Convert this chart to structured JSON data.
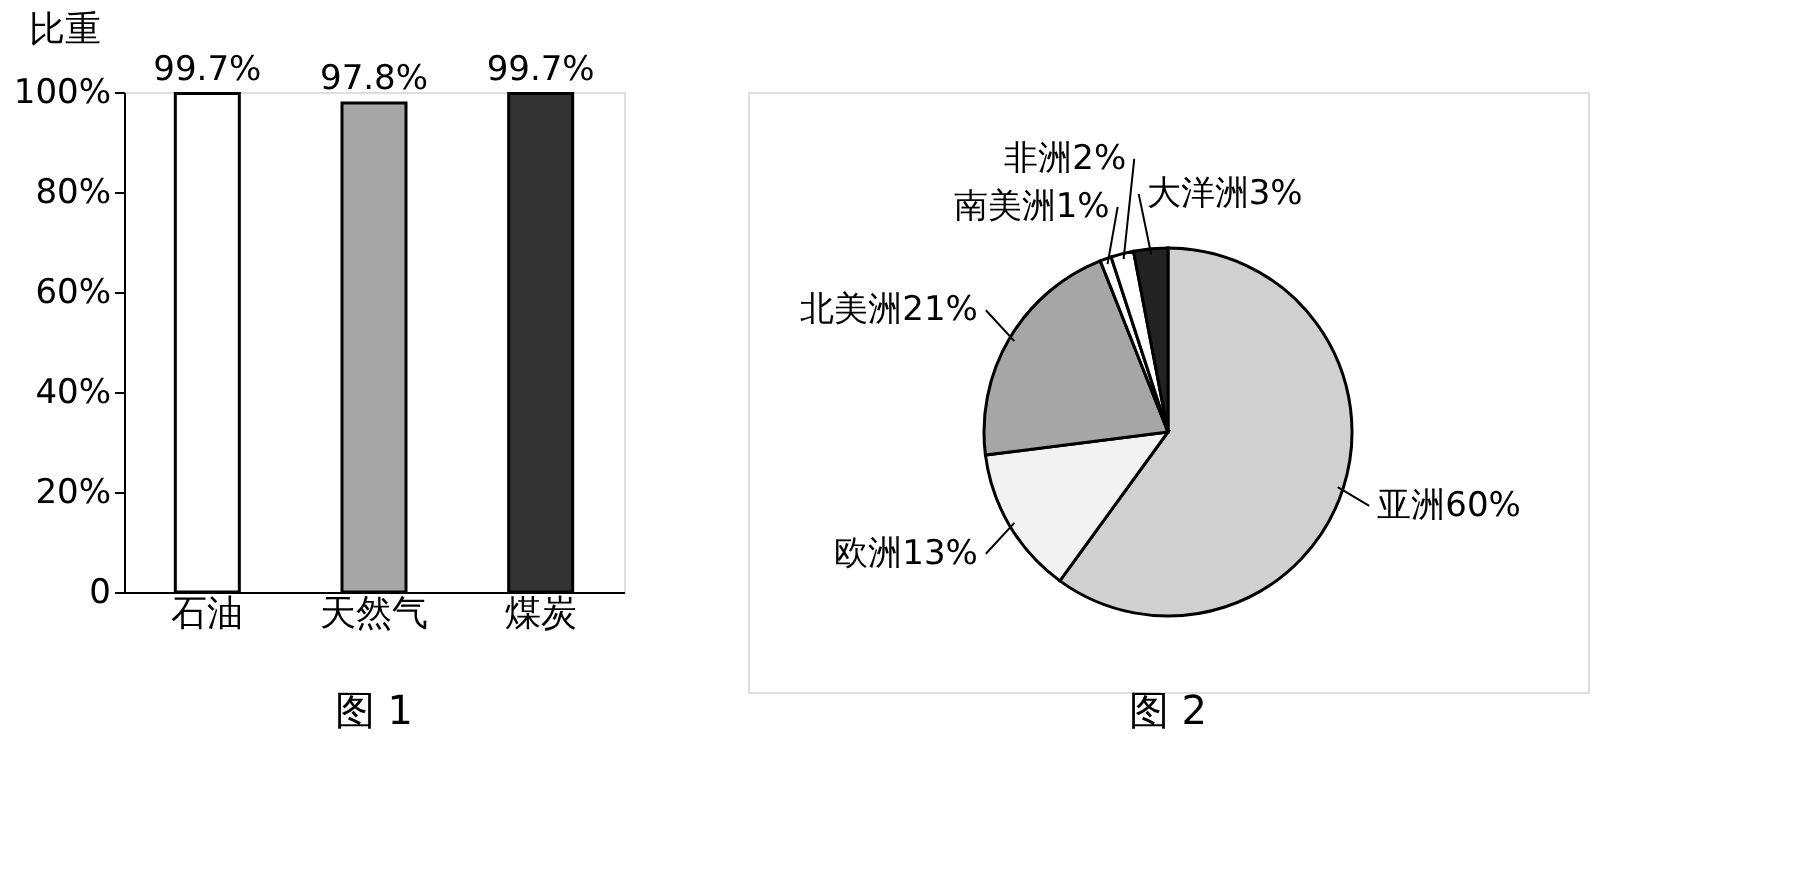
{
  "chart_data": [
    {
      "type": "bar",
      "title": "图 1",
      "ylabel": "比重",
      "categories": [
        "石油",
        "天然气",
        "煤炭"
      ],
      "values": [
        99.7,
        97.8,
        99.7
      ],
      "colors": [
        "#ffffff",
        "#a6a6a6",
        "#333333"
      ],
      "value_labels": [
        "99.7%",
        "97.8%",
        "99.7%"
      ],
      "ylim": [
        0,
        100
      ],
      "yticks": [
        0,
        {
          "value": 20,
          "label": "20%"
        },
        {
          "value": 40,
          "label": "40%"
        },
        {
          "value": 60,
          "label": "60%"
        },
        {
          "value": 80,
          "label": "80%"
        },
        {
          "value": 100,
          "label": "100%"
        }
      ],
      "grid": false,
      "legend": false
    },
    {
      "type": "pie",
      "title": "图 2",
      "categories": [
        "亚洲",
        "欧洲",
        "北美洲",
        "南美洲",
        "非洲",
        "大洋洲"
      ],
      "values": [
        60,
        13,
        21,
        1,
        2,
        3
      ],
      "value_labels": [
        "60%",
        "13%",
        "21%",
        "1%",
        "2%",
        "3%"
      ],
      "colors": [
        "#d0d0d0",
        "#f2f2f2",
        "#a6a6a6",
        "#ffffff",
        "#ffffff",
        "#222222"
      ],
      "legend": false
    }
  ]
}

···

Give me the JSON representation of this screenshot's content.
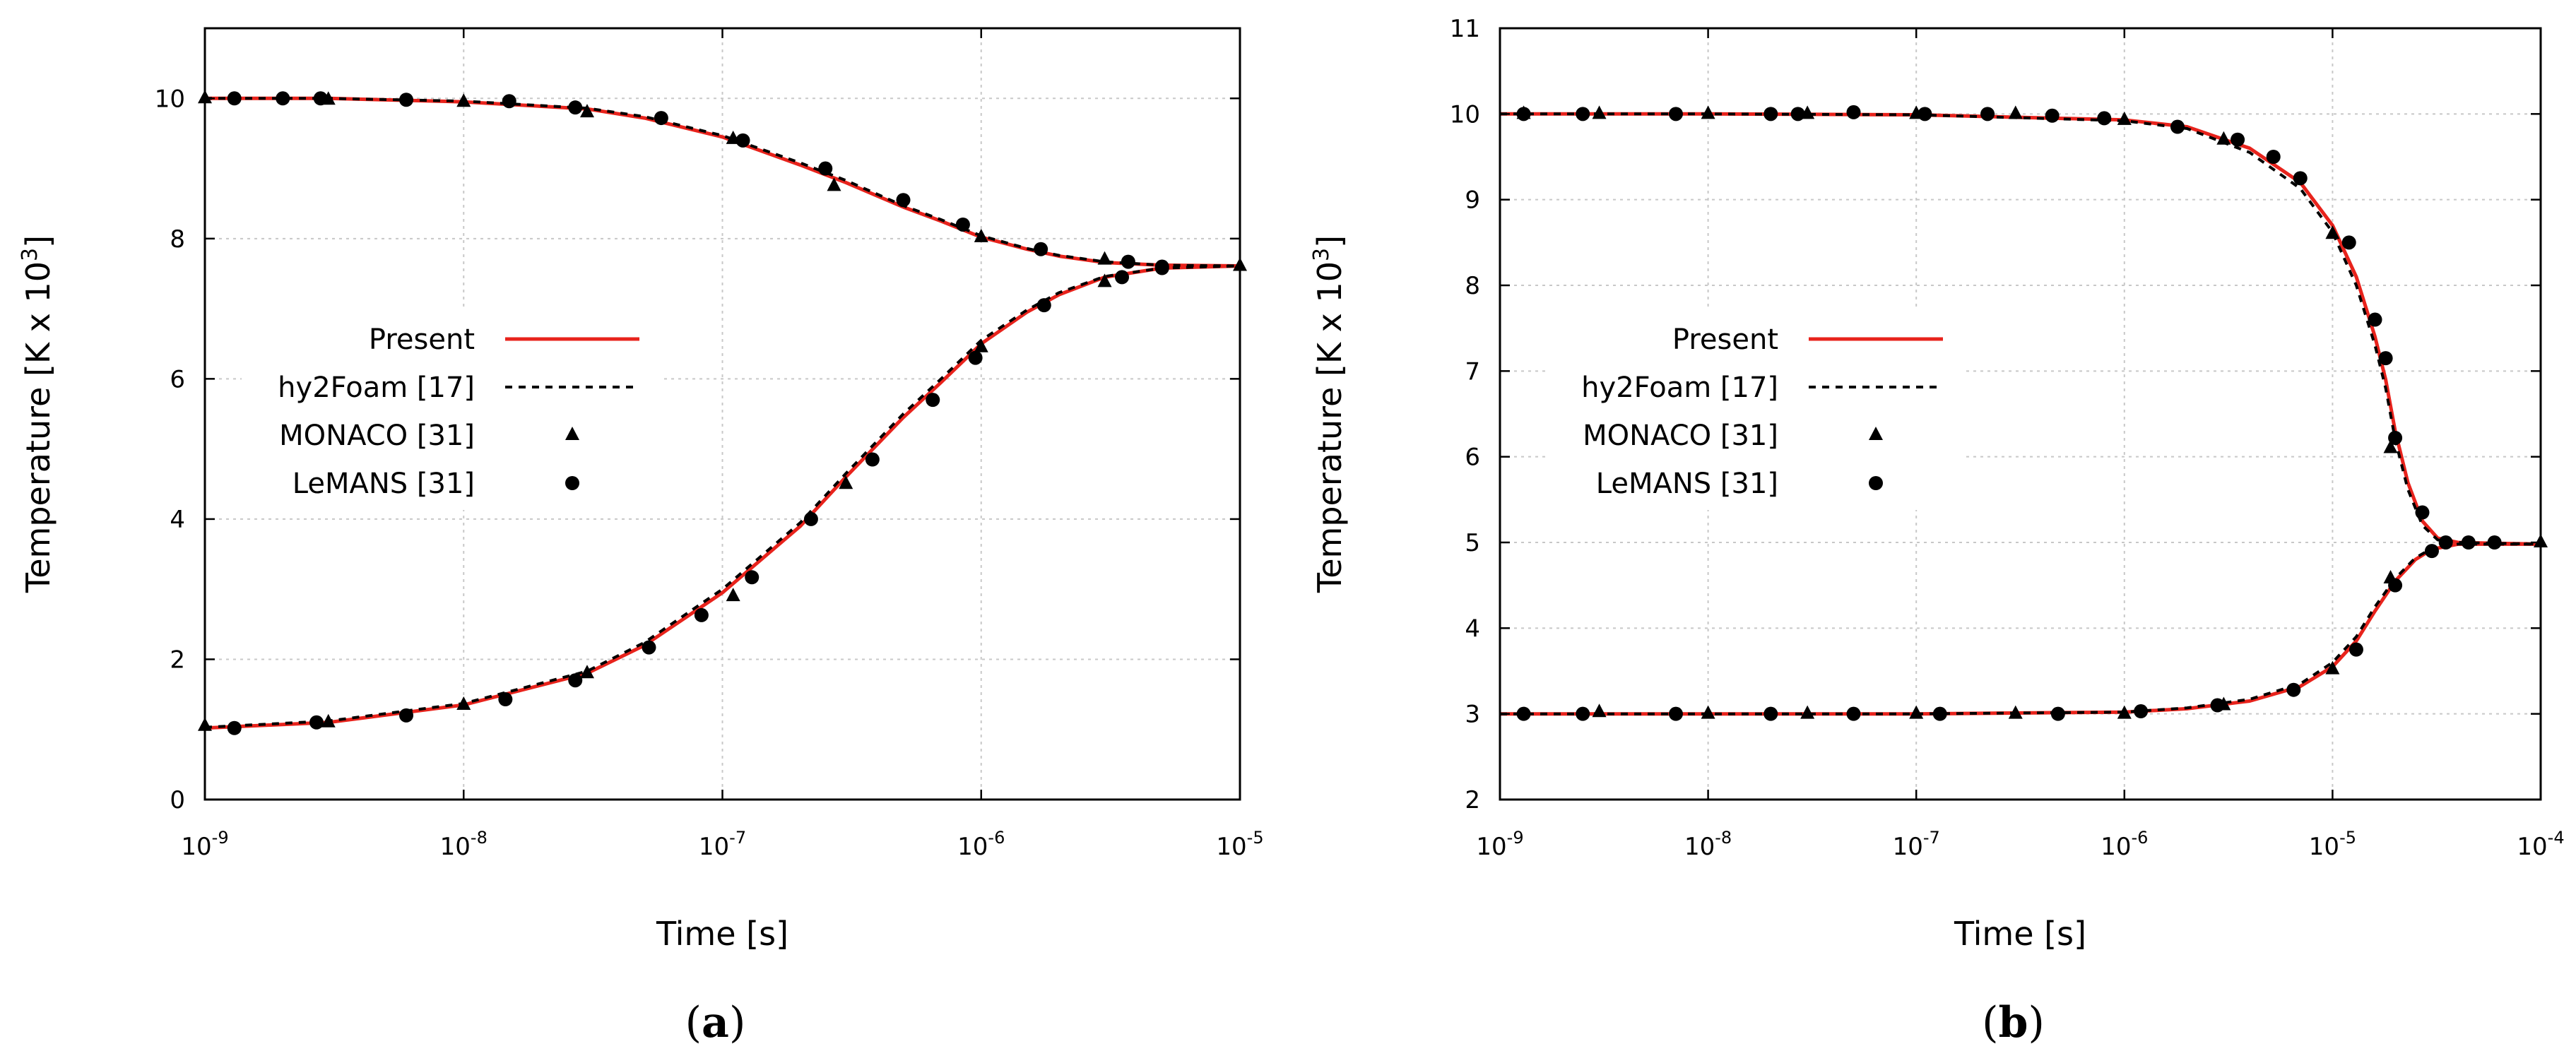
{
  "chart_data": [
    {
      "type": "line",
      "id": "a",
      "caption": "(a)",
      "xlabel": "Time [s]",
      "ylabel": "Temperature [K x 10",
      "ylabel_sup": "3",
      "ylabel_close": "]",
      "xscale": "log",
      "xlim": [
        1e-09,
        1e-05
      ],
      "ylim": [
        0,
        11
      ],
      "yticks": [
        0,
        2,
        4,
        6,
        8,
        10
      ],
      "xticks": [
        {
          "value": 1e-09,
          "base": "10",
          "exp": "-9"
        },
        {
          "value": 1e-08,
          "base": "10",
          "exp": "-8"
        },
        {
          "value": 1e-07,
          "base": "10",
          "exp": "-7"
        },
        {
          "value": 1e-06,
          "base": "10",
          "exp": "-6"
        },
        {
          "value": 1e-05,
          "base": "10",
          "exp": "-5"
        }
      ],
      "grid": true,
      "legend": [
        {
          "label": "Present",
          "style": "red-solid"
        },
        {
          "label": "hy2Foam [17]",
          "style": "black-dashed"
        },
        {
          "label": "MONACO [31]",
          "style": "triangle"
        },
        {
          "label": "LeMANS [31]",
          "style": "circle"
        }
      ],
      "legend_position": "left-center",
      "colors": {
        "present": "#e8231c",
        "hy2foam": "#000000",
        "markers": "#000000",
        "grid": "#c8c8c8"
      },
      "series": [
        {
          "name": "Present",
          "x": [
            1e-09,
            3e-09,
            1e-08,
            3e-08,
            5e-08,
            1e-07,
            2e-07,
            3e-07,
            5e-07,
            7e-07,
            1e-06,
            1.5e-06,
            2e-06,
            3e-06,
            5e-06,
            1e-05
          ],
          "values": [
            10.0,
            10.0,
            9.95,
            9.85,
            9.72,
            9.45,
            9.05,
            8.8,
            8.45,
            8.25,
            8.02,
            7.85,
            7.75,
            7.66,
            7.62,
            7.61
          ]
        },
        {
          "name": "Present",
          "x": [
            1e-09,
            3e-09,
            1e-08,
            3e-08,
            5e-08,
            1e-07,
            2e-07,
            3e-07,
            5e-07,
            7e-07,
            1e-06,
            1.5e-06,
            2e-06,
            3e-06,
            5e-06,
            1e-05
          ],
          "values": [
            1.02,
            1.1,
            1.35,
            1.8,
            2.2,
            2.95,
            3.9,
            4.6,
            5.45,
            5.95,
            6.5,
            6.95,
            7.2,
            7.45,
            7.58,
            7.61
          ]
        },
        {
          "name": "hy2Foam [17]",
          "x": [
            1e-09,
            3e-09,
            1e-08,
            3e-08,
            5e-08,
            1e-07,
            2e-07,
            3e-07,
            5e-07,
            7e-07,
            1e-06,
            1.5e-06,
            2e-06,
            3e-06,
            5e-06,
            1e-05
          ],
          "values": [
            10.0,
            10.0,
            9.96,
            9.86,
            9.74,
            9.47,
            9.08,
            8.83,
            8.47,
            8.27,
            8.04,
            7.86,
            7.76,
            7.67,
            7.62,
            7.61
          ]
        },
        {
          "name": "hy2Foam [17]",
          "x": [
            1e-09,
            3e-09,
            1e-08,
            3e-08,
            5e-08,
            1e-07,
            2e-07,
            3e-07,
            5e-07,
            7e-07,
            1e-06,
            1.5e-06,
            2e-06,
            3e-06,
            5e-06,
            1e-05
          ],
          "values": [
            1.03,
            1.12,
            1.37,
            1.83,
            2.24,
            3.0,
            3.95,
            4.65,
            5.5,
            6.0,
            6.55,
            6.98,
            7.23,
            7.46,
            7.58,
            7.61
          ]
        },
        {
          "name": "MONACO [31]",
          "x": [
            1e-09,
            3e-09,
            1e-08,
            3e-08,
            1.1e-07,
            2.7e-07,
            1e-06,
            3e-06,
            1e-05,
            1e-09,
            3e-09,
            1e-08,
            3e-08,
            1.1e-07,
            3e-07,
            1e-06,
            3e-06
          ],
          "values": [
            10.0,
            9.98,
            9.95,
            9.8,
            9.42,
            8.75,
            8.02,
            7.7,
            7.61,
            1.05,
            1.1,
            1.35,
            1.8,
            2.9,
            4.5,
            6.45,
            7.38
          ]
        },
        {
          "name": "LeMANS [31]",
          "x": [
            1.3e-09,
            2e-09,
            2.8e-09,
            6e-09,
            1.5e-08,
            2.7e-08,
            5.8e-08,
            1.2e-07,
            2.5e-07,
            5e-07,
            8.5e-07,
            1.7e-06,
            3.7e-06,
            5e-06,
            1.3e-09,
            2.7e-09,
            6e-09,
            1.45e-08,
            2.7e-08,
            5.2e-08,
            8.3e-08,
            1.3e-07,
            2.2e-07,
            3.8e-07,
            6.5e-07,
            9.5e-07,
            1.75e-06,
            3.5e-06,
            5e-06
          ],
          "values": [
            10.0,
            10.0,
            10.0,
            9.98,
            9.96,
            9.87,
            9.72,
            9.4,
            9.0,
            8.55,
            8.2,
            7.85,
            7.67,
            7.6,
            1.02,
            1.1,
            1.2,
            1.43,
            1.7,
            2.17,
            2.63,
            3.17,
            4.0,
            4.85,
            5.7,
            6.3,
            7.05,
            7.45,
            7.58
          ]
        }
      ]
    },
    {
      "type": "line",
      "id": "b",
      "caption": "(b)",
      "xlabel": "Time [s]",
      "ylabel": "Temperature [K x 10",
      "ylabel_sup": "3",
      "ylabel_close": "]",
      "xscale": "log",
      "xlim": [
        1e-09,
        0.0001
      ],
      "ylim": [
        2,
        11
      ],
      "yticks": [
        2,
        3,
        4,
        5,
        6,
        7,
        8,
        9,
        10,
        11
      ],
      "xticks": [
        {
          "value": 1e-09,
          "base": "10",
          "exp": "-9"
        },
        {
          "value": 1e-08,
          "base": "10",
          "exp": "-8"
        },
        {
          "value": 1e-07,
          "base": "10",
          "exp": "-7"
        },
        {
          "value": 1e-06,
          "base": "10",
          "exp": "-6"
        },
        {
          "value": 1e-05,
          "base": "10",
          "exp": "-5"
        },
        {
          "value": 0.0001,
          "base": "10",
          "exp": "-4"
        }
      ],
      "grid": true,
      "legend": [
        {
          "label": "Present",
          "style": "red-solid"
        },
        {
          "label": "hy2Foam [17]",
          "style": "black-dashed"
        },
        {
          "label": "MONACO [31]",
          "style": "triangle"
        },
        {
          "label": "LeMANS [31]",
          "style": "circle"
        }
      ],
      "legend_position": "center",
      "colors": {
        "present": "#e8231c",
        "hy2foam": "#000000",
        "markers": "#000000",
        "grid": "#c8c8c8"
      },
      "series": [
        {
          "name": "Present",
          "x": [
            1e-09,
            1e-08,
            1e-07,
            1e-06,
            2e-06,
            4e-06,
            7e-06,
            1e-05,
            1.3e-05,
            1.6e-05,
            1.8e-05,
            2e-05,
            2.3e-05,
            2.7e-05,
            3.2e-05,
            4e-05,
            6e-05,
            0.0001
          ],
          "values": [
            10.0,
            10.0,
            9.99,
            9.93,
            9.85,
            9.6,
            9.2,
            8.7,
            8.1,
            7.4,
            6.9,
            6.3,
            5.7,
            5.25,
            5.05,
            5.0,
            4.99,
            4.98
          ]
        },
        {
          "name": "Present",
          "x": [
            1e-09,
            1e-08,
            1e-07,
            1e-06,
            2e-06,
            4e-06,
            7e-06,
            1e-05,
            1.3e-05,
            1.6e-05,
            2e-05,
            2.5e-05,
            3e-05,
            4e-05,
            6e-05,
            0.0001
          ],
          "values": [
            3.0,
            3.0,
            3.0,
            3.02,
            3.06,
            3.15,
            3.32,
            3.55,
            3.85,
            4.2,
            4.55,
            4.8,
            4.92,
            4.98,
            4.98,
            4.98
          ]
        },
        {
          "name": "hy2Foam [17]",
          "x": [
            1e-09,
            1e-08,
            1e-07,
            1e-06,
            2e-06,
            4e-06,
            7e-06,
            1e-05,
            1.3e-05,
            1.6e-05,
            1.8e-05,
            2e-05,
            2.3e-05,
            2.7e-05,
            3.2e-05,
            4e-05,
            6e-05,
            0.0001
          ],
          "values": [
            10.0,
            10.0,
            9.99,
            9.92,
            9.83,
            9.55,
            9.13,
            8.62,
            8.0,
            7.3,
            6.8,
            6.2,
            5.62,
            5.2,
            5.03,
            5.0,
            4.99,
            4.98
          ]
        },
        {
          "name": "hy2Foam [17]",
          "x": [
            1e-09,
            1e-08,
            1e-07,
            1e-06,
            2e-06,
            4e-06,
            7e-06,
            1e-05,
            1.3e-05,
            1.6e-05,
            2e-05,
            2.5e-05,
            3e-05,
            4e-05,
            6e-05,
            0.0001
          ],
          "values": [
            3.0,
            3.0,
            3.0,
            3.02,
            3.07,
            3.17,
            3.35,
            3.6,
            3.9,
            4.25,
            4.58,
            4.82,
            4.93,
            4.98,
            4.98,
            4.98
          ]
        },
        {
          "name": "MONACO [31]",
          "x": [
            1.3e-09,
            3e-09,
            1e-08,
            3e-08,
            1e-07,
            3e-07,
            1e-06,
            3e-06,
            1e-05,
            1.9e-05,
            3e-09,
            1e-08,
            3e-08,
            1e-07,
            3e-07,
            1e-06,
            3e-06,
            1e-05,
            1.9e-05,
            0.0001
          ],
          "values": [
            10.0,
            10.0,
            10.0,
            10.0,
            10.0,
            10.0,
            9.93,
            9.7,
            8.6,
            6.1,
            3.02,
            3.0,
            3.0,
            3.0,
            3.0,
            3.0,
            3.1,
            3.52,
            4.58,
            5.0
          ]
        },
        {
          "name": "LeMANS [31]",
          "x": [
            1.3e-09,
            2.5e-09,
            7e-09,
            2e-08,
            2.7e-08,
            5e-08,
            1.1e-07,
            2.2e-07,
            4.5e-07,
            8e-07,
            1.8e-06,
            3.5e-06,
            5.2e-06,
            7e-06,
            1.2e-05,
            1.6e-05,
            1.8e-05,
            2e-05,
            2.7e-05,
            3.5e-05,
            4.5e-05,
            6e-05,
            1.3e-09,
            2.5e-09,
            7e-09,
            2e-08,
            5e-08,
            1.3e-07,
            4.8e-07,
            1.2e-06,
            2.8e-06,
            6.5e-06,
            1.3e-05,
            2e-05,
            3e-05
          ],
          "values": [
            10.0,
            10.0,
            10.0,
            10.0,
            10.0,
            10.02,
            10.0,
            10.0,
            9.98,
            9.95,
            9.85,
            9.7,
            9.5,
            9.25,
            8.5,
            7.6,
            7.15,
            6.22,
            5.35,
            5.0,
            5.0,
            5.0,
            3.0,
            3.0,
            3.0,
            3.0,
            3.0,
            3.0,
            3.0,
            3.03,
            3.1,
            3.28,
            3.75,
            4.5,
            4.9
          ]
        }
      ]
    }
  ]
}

···

EXERCISE:
Say how many lines in this listing hold the string "type", giving the count and nothing more.

TASK OUTPUT:
4